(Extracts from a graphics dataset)
● ● ● ● ●
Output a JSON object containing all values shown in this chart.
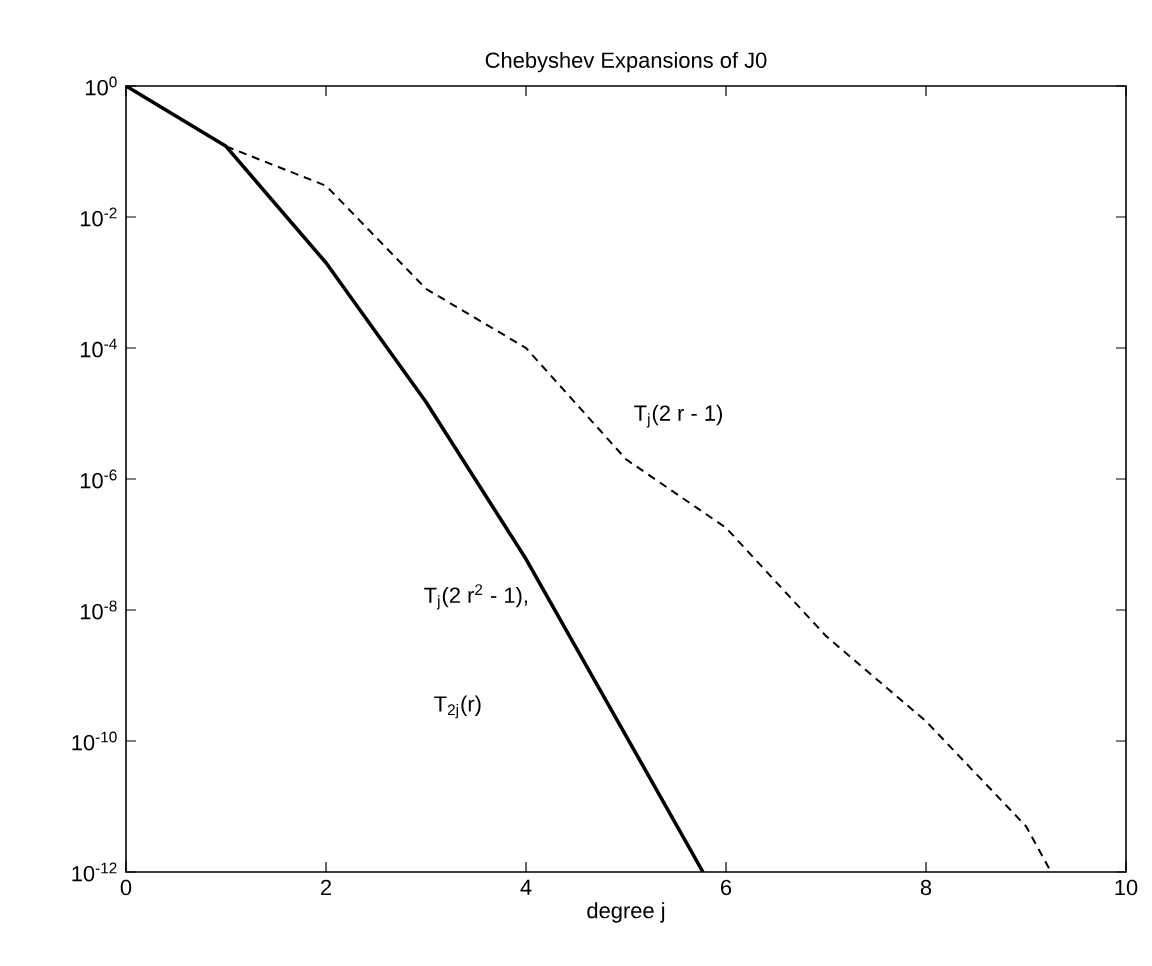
{
  "chart_data": {
    "type": "line",
    "title": "Chebyshev Expansions of J0",
    "xlabel": "degree j",
    "log": "y",
    "grid": false,
    "marker": "none",
    "xlim": [
      0,
      10
    ],
    "xticks": [
      0,
      2,
      4,
      6,
      8,
      10
    ],
    "ylim": [
      1e-12,
      1
    ],
    "yticks": [
      {
        "value": 1e-12,
        "label": "10$^{-12}$"
      },
      {
        "value": 1e-10,
        "label": "10$^{-10}$"
      },
      {
        "value": 1e-08,
        "label": "10$^{-8}$"
      },
      {
        "value": 1e-06,
        "label": "10$^{-6}$"
      },
      {
        "value": 0.0001,
        "label": "10$^{-4}$"
      },
      {
        "value": 0.01,
        "label": "10$^{-2}$"
      },
      {
        "value": 1,
        "label": "10$^{0}$"
      }
    ],
    "series": [
      {
        "color": "#000000",
        "line_style": "solid",
        "x": [
          0,
          1,
          2,
          3,
          4,
          5,
          5.77
        ],
        "values": [
          1,
          0.12,
          0.002,
          1.5e-05,
          6e-08,
          1.2e-10,
          1e-12
        ]
      },
      {
        "color": "#000000",
        "line_style": "dashed",
        "x": [
          1,
          2,
          3,
          4,
          5,
          6,
          7,
          8,
          9,
          9.25
        ],
        "values": [
          0.12,
          0.03,
          0.0008,
          0.0001,
          2e-06,
          1.8e-07,
          4e-09,
          2e-10,
          5e-12,
          1e-12
        ]
      }
    ],
    "annotations": [
      "T$_{j}$(2 r - 1)",
      "T$_{j}$(2 r$^{2}$ - 1),",
      "T$_{2j}$(r)"
    ]
  }
}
● ● ● ● ●
▸ WHAT IS EXPECTED:
Excluding the pictures, reproduce every entry exactly as given.

▸ EXPECTED ANSWER:
Output a JSON object containing all values shown in this chart.
{
  "chart_data": {
    "type": "line",
    "title": "Chebyshev Expansions of J0",
    "xlabel": "degree j",
    "log": "y",
    "grid": false,
    "marker": "none",
    "xlim": [
      0,
      10
    ],
    "xticks": [
      0,
      2,
      4,
      6,
      8,
      10
    ],
    "ylim": [
      1e-12,
      1
    ],
    "yticks": [
      {
        "value": 1e-12,
        "label": "10$^{-12}$"
      },
      {
        "value": 1e-10,
        "label": "10$^{-10}$"
      },
      {
        "value": 1e-08,
        "label": "10$^{-8}$"
      },
      {
        "value": 1e-06,
        "label": "10$^{-6}$"
      },
      {
        "value": 0.0001,
        "label": "10$^{-4}$"
      },
      {
        "value": 0.01,
        "label": "10$^{-2}$"
      },
      {
        "value": 1,
        "label": "10$^{0}$"
      }
    ],
    "series": [
      {
        "color": "#000000",
        "line_style": "solid",
        "x": [
          0,
          1,
          2,
          3,
          4,
          5,
          5.77
        ],
        "values": [
          1,
          0.12,
          0.002,
          1.5e-05,
          6e-08,
          1.2e-10,
          1e-12
        ]
      },
      {
        "color": "#000000",
        "line_style": "dashed",
        "x": [
          1,
          2,
          3,
          4,
          5,
          6,
          7,
          8,
          9,
          9.25
        ],
        "values": [
          0.12,
          0.03,
          0.0008,
          0.0001,
          2e-06,
          1.8e-07,
          4e-09,
          2e-10,
          5e-12,
          1e-12
        ]
      }
    ],
    "annotations": [
      "T$_{j}$(2 r - 1)",
      "T$_{j}$(2 r$^{2}$ - 1),",
      "T$_{2j}$(r)"
    ]
  }
}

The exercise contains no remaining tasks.